**WORK TO BE COMPLETED**
Reproduce all of the data below without alteration; exclude every picture.

**THE RECORDS**
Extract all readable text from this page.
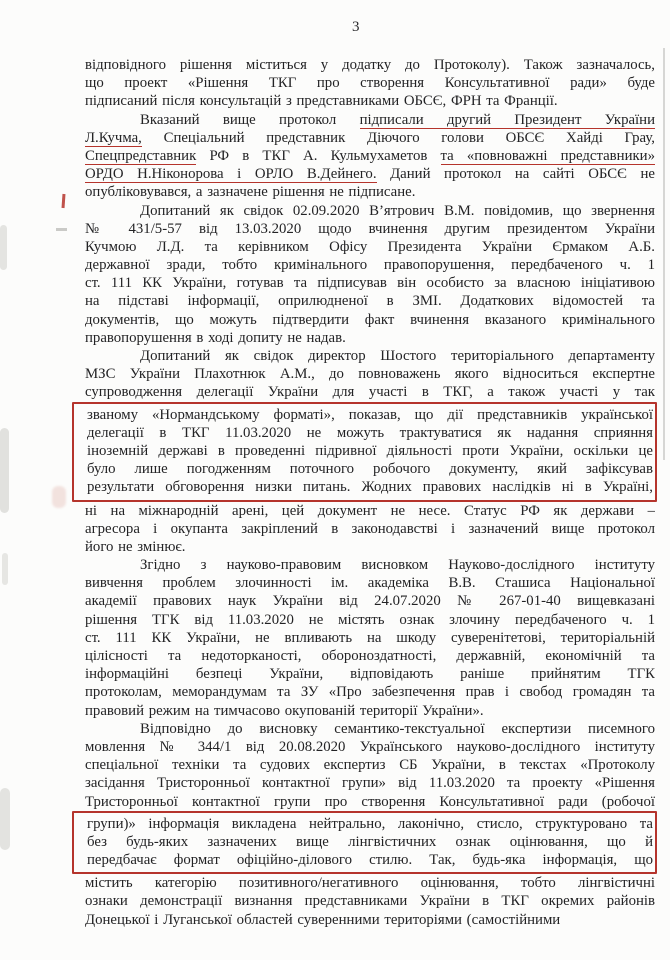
3
відповідного рішення міститься у додатку до Протоколу). Також зазначалось,
що проект «Рішення ТКГ про створення Консультативної ради» буде
підписаний після консультацій з представниками ОБСЄ, ФРН та Франції.
Вказаний вище протокол підписали другий Президент України
Л.Кучма, Спеціальний представник Діючого голови ОБСЄ Хайді Грау,
Спецпредставник РФ в ТКГ А. Кульмухаметов та «повноважні представники»
ОРДО Н.Ніконорова і ОРЛО В.Дейнего. Даний протокол на сайті ОБСЄ не
опубліковувався, а зазначене рішення не підписане.
Допитаний як свідок 02.09.2020 В’ятрович В.М. повідомив, що звернення
№ 431/5-57 від 13.03.2020 щодо вчинення другим президентом України
Кучмою Л.Д. та керівником Офісу Президента України Єрмаком А.Б.
державної зради, тобто кримінального правопорушення, передбаченого ч. 1
ст. 111 КК України, готував та підписував він особисто за власною ініціативою
на підставі інформації, оприлюдненої в ЗМІ. Додаткових відомостей та
документів, що можуть підтвердити факт вчинення вказаного кримінального
правопорушення в ході допиту не надав.
Допитаний як свідок директор Шостого територіального департаменту
МЗС України Плахотнюк А.М., до повноважень якого відноситься експертне
супроводження делегації України для участі в ТКГ, а також участі у так
званому «Нормандському форматі», показав, що дії представників української
делегації в ТКГ 11.03.2020 не можуть трактуватися як надання сприяння
іноземній державі в проведенні підривної діяльності проти України, оскільки це
було лише погодженням поточного робочого документу, який зафіксував
результати обговорення низки питань. Жодних правових наслідків ні в Україні,
ні на міжнародній арені, цей документ не несе. Статус РФ як держави –
агресора і окупанта закріплений в законодавстві і зазначений вище протокол
його не змінює.
Згідно з науково-правовим висновком Науково-дослідного інституту
вивчення проблем злочинності ім. академіка В.В. Сташиса Національної
академії правових наук України від 24.07.2020 № 267-01-40 вищевказані
рішення ТГК від 11.03.2020 не містять ознак злочину передбаченого ч. 1
ст. 111 КК України, не впливають на шкоду суверенітетові, територіальній
цілісності та недоторканості, обороноздатності, державній, економічній та
інформаційні безпеці України, відповідають раніше прийнятим ТГК
протоколам, меморандумам та ЗУ «Про забезпечення прав і свобод громадян та
правовий режим на тимчасово окупованій території України».
Відповідно до висновку семантико-текстуальної експертизи писемного
мовлення № 344/1 від 20.08.2020 Українського науково-дослідного інституту
спеціальної техніки та судових експертиз СБ України, в текстах «Протоколу
засідання Тристоронньої контактної групи» від 11.03.2020 та проекту «Рішення
Тристоронньої контактної групи про створення Консультативної ради (робочої
групи)» інформація викладена нейтрально, лаконічно, стисло, структуровано та
без будь-яких зазначених вище лінгвістичних ознак оцінювання, що й
передбачає формат офіційно-ділового стилю. Так, будь-яка інформація, що
містить категорію позитивного/негативного оцінювання, тобто лінгвістичні
ознаки демонстрації визнання представниками України в ТКГ окремих районів
Донецької і Луганської областей суверенними територіями (самостійними
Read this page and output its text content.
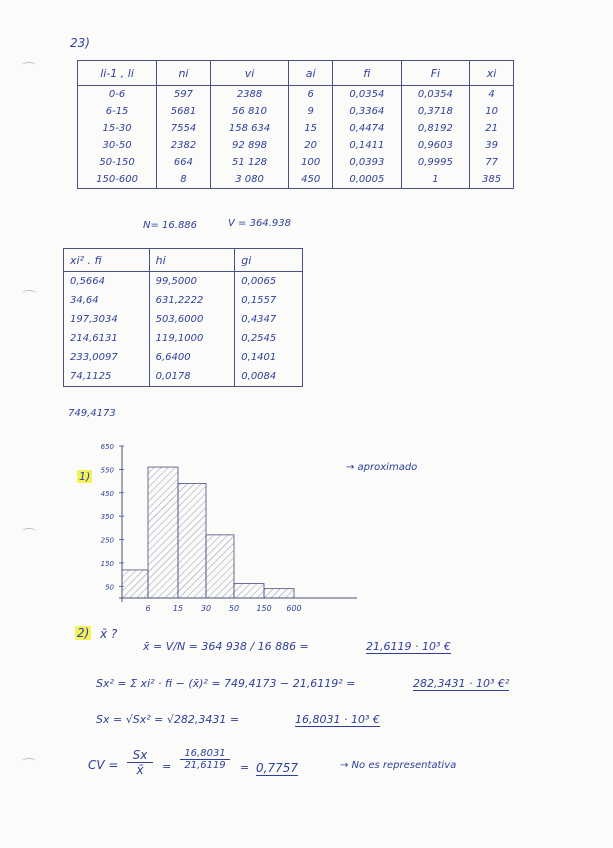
23)
li-1 , li	ni	vi	ai	fi	Fi	xi
0-6	597	2388	6	0,0354	0,0354	4
6-15	5681	56 810	9	0,3364	0,3718	10
15-30	7554	158 634	15	0,4474	0,8192	21
30-50	2382	92 898	20	0,1411	0,9603	39
50-150	664	51 128	100	0,0393	0,9995	77
150-600	8	3 080	450	0,0005	1	385
N= 16.886	V = 364.938
xi² . fi	hi	gi
0,5664	99,5000	0,0065
34,64	631,2222	0,1557
197,3034	503,6000	0,4347
214,6131	119,1000	0,2545
233,0097	6,6400	0,1401
74,1125	0,0178	0,0084
749,4173
650
550
450
350
250
150
50
6	15 30 50 150 600
1)
→ aproximado
2) x̄ ?
x̄ = V/N = 364 938 / 16 886 =	21,6119 · 10³ €
Sx² = Σ xi² · fi − (x̄)² = 749,4173 − 21,6119² =	282,3431 · 10³ €²
Sx = √Sx² = √282,3431 =	16,8031 · 10³ €
CV = $\frac{Sx}{x̄} = \frac{16,8031}{21,6119} = 0,7757$	→ No es representativa
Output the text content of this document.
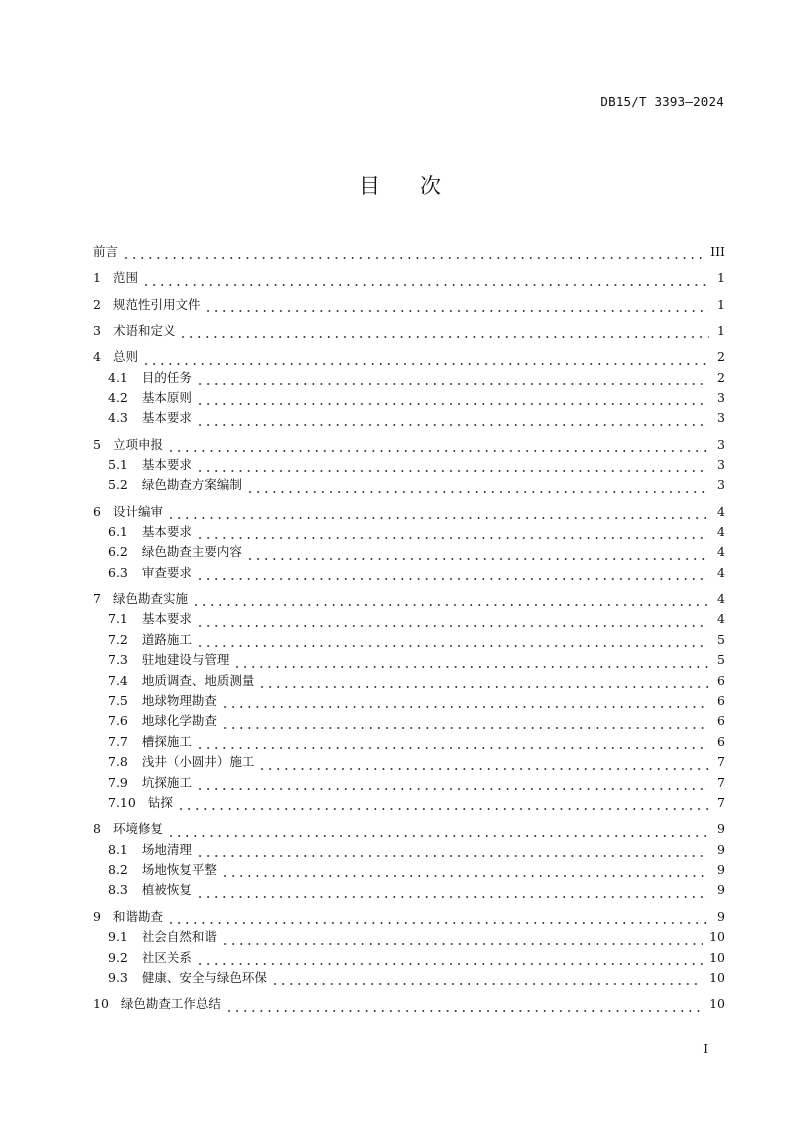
DB15/T 3393—2024
目次
前言	III
1 范围	1
2 规范性引用文件	1
3 术语和定义	1
4 总则	2
4.1 目的任务	2
4.2 基本原则	3
4.3 基本要求	3
5 立项申报	3
5.1 基本要求	3
5.2 绿色勘查方案编制	3
6 设计编审	4
6.1 基本要求	4
6.2 绿色勘查主要内容	4
6.3 审查要求	4
7 绿色勘查实施	4
7.1 基本要求	4
7.2 道路施工	5
7.3 驻地建设与管理	5
7.4 地质调查、地质测量	6
7.5 地球物理勘查	6
7.6 地球化学勘查	6
7.7 槽探施工	6
7.8 浅井（小圆井）施工	7
7.9 坑探施工	7
7.10 钻探	7
8 环境修复	9
8.1 场地清理	9
8.2 场地恢复平整	9
8.3 植被恢复	9
9 和谐勘查	9
9.1 社会自然和谐	10
9.2 社区关系	10
9.3 健康、安全与绿色环保	10
10 绿色勘查工作总结	10
I
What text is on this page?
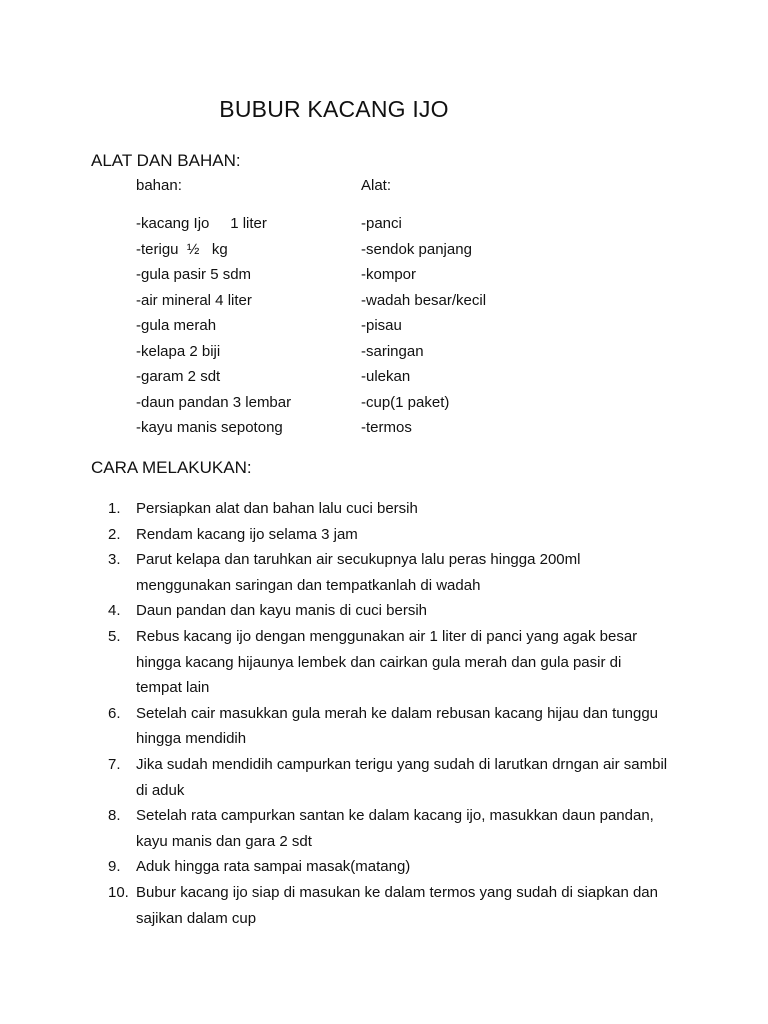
BUBUR KACANG IJO
ALAT DAN BAHAN:
bahan:	Alat:
-kacang Ijo     1 liter
-terigu  ½   kg
-gula pasir 5 sdm
-air mineral 4 liter
-gula merah
-kelapa 2 biji
-garam 2 sdt
-daun pandan 3 lembar
-kayu manis sepotong
-panci
-sendok panjang
-kompor
-wadah besar/kecil
-pisau
-saringan
-ulekan
-cup(1 paket)
-termos
CARA MELAKUKAN:
1. Persiapkan alat dan bahan lalu cuci bersih
2. Rendam kacang ijo selama 3 jam
3. Parut kelapa dan taruhkan air secukupnya lalu peras hingga 200ml menggunakan saringan dan tempatkanlah di wadah
4. Daun pandan dan kayu manis di cuci bersih
5. Rebus kacang ijo dengan menggunakan air 1 liter di panci yang agak besar hingga kacang hijaunya lembek dan cairkan gula merah dan gula pasir di tempat lain
6. Setelah cair masukkan gula merah ke dalam rebusan kacang hijau dan tunggu hingga mendidih
7. Jika sudah mendidih campurkan terigu yang sudah di larutkan drngan air sambil di aduk
8. Setelah rata campurkan santan ke dalam kacang ijo, masukkan daun pandan, kayu manis dan gara 2 sdt
9. Aduk hingga rata sampai masak(matang)
10. Bubur kacang ijo siap di masukan ke dalam termos yang sudah di siapkan dan sajikan dalam cup
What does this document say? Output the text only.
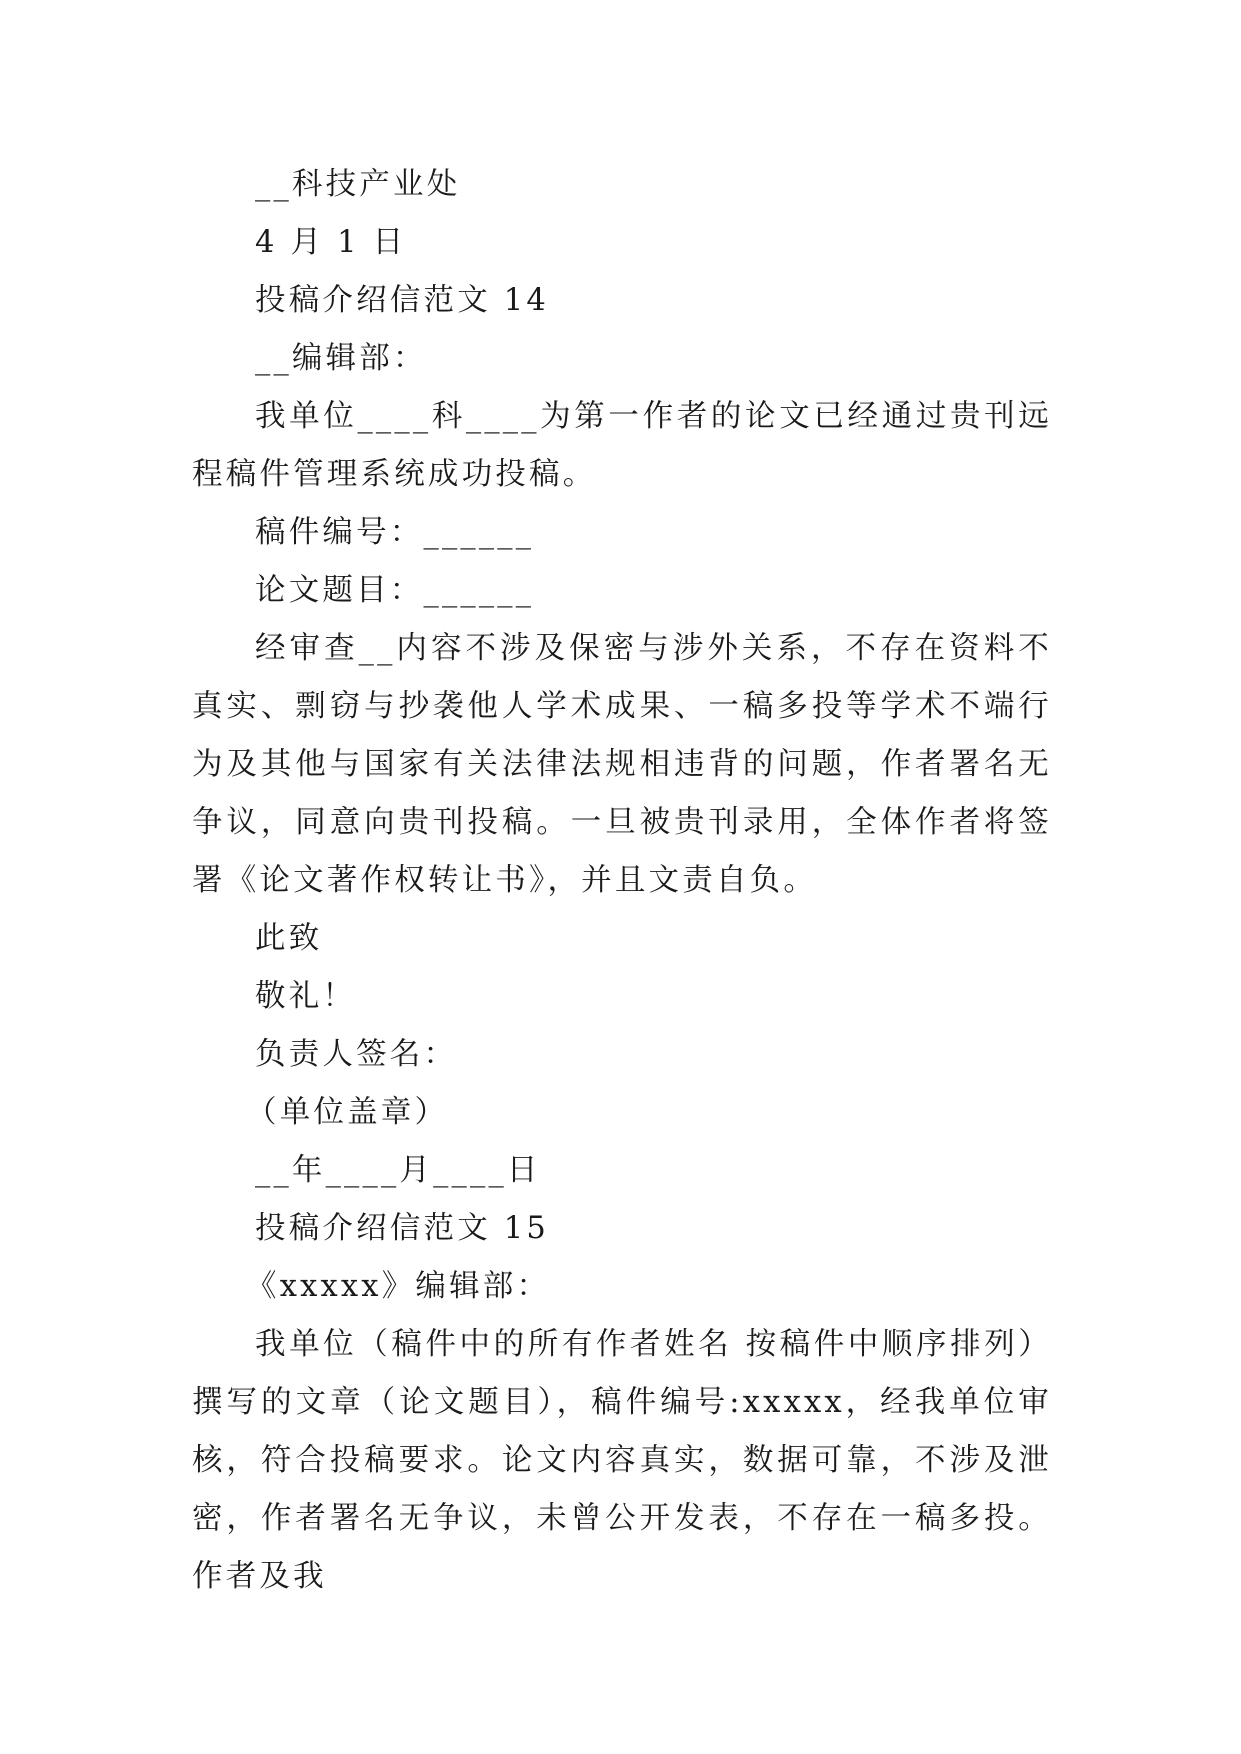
__科技产业处

4 月 1 日

投稿介绍信范文 14

__编辑部：

我单位____科____为第一作者的论文已经通过贵刊远程稿件管理系统成功投稿。

稿件编号：______

论文题目：______

经审查__内容不涉及保密与涉外关系，不存在资料不真实、剽窃与抄袭他人学术成果、一稿多投等学术不端行为及其他与国家有关法律法规相违背的问题，作者署名无争议，同意向贵刊投稿。一旦被贵刊录用，全体作者将签署《论文著作权转让书》，并且文责自负。

此致

敬礼！

负责人签名：

（单位盖章）

__年____月____日

投稿介绍信范文 15

《xxxxx》编辑部：

我单位（稿件中的所有作者姓名 按稿件中顺序排列）撰写的文章（论文题目），稿件编号:xxxxx，经我单位审核，符合投稿要求。论文内容真实，数据可靠，不涉及泄密，作者署名无争议，未曾公开发表，不存在一稿多投。作者及我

**TASK ANSWER**
Extract all readable text from this page.
3
відповідного рішення міститься у додатку до Протоколу). Також зазначалось,
що проект «Рішення ТКГ про створення Консультативної ради» буде
підписаний після консультацій з представниками ОБСЄ, ФРН та Франції.
Вказаний вище протокол підписали другий Президент України
Л.Кучма, Спеціальний представник Діючого голови ОБСЄ Хайді Грау,
Спецпредставник РФ в ТКГ А. Кульмухаметов та «повноважні представники»
ОРДО Н.Ніконорова і ОРЛО В.Дейнего. Даний протокол на сайті ОБСЄ не
опубліковувався, а зазначене рішення не підписане.
Допитаний як свідок 02.09.2020 В’ятрович В.М. повідомив, що звернення
№ 431/5-57 від 13.03.2020 щодо вчинення другим президентом України
Кучмою Л.Д. та керівником Офісу Президента України Єрмаком А.Б.
державної зради, тобто кримінального правопорушення, передбаченого ч. 1
ст. 111 КК України, готував та підписував він особисто за власною ініціативою
на підставі інформації, оприлюдненої в ЗМІ. Додаткових відомостей та
документів, що можуть підтвердити факт вчинення вказаного кримінального
правопорушення в ході допиту не надав.
Допитаний як свідок директор Шостого територіального департаменту
МЗС України Плахотнюк А.М., до повноважень якого відноситься експертне
супроводження делегації України для участі в ТКГ, а також участі у так
званому «Нормандському форматі», показав, що дії представників української
делегації в ТКГ 11.03.2020 не можуть трактуватися як надання сприяння
іноземній державі в проведенні підривної діяльності проти України, оскільки це
було лише погодженням поточного робочого документу, який зафіксував
результати обговорення низки питань. Жодних правових наслідків ні в Україні,
ні на міжнародній арені, цей документ не несе. Статус РФ як держави –
агресора і окупанта закріплений в законодавстві і зазначений вище протокол
його не змінює.
Згідно з науково-правовим висновком Науково-дослідного інституту
вивчення проблем злочинності ім. академіка В.В. Сташиса Національної
академії правових наук України від 24.07.2020 № 267-01-40 вищевказані
рішення ТГК від 11.03.2020 не містять ознак злочину передбаченого ч. 1
ст. 111 КК України, не впливають на шкоду суверенітетові, територіальній
цілісності та недоторканості, обороноздатності, державній, економічній та
інформаційні безпеці України, відповідають раніше прийнятим ТГК
протоколам, меморандумам та ЗУ «Про забезпечення прав і свобод громадян та
правовий режим на тимчасово окупованій території України».
Відповідно до висновку семантико-текстуальної експертизи писемного
мовлення № 344/1 від 20.08.2020 Українського науково-дослідного інституту
спеціальної техніки та судових експертиз СБ України, в текстах «Протоколу
засідання Тристоронньої контактної групи» від 11.03.2020 та проекту «Рішення
Тристоронньої контактної групи про створення Консультативної ради (робочої
групи)» інформація викладена нейтрально, лаконічно, стисло, структуровано та
без будь-яких зазначених вище лінгвістичних ознак оцінювання, що й
передбачає формат офіційно-ділового стилю. Так, будь-яка інформація, що
містить категорію позитивного/негативного оцінювання, тобто лінгвістичні
ознаки демонстрації визнання представниками України в ТКГ окремих районів
Донецької і Луганської областей суверенними територіями (самостійними
Read this page and output its text content.
23)
li-1 , li	ni	vi	ai	fi	Fi	xi
0-6	597	2388	6	0,0354	0,0354	4
6-15	5681	56 810	9	0,3364	0,3718	10
15-30	7554	158 634	15	0,4474	0,8192	21
30-50	2382	92 898	20	0,1411	0,9603	39
50-150	664	51 128	100	0,0393	0,9995	77
150-600	8	3 080	450	0,0005	1	385
N= 16.886	V = 364.938
xi² . fi	hi	gi
0,5664	99,5000	0,0065
34,64	631,2222	0,1557
197,3034	503,6000	0,4347
214,6131	119,1000	0,2545
233,0097	6,6400	0,1401
74,1125	0,0178	0,0084
749,4173
650
550
450
350
250
150
50
6	15 30 50 150 600
1)
→ aproximado
2) x̄ ?
x̄ = V/N = 364 938 / 16 886 =	21,6119 · 10³ €
Sx² = Σ xi² · fi − (x̄)² = 749,4173 − 21,6119² =	282,3431 · 10³ €²
Sx = √Sx² = √282,3431 =	16,8031 · 10³ €
CV = $\frac{Sx}{x̄} = \frac{16,8031}{21,6119} = 0,7757$	→ No es representativa
Output the text content of this document.
DB15/T 3393—2024
目次
前言	III
1 范围	1
2 规范性引用文件	1
3 术语和定义	1
4 总则	2
4.1 目的任务	2
4.2 基本原则	3
4.3 基本要求	3
5 立项申报	3
5.1 基本要求	3
5.2 绿色勘查方案编制	3
6 设计编审	4
6.1 基本要求	4
6.2 绿色勘查主要内容	4
6.3 审查要求	4
7 绿色勘查实施	4
7.1 基本要求	4
7.2 道路施工	5
7.3 驻地建设与管理	5
7.4 地质调查、地质测量	6
7.5 地球物理勘查	6
7.6 地球化学勘查	6
7.7 槽探施工	6
7.8 浅井（小圆井）施工	7
7.9 坑探施工	7
7.10 钻探	7
8 环境修复	9
8.1 场地清理	9
8.2 场地恢复平整	9
8.3 植被恢复	9
9 和谐勘查	9
9.1 社会自然和谐	10
9.2 社区关系	10
9.3 健康、安全与绿色环保	10
10 绿色勘查工作总结	10
I
What text is on this page?
BUBUR KACANG IJO
ALAT DAN BAHAN:
bahan:	Alat:
-kacang Ijo     1 liter
-terigu  ½   kg
-gula pasir 5 sdm
-air mineral 4 liter
-gula merah
-kelapa 2 biji
-garam 2 sdt
-daun pandan 3 lembar
-kayu manis sepotong
-panci
-sendok panjang
-kompor
-wadah besar/kecil
-pisau
-saringan
-ulekan
-cup(1 paket)
-termos
CARA MELAKUKAN:
1. Persiapkan alat dan bahan lalu cuci bersih
2. Rendam kacang ijo selama 3 jam
3. Parut kelapa dan taruhkan air secukupnya lalu peras hingga 200ml menggunakan saringan dan tempatkanlah di wadah
4. Daun pandan dan kayu manis di cuci bersih
5. Rebus kacang ijo dengan menggunakan air 1 liter di panci yang agak besar hingga kacang hijaunya lembek dan cairkan gula merah dan gula pasir di tempat lain
6. Setelah cair masukkan gula merah ke dalam rebusan kacang hijau dan tunggu hingga mendidih
7. Jika sudah mendidih campurkan terigu yang sudah di larutkan drngan air sambil di aduk
8. Setelah rata campurkan santan ke dalam kacang ijo, masukkan daun pandan, kayu manis dan gara 2 sdt
9. Aduk hingga rata sampai masak(matang)
10. Bubur kacang ijo siap di masukan ke dalam termos yang sudah di siapkan dan sajikan dalam cup
What does this document say? Output the text only.
__科技产业处

4 月 1 日

投稿介绍信范文 14

__编辑部：

我单位____科____为第一作者的论文已经通过贵刊远程稿件管理系统成功投稿。

稿件编号：______

论文题目：______

经审查__内容不涉及保密与涉外关系，不存在资料不真实、剽窃与抄袭他人学术成果、一稿多投等学术不端行为及其他与国家有关法律法规相违背的问题，作者署名无争议，同意向贵刊投稿。一旦被贵刊录用，全体作者将签署《论文著作权转让书》，并且文责自负。

此致

敬礼！

负责人签名：

（单位盖章）

__年____月____日

投稿介绍信范文 15

《xxxxx》编辑部：

我单位（稿件中的所有作者姓名 按稿件中顺序排列）撰写的文章（论文题目），稿件编号:xxxxx，经我单位审核，符合投稿要求。论文内容真实，数据可靠，不涉及泄密，作者署名无争议，未曾公开发表，不存在一稿多投。作者及我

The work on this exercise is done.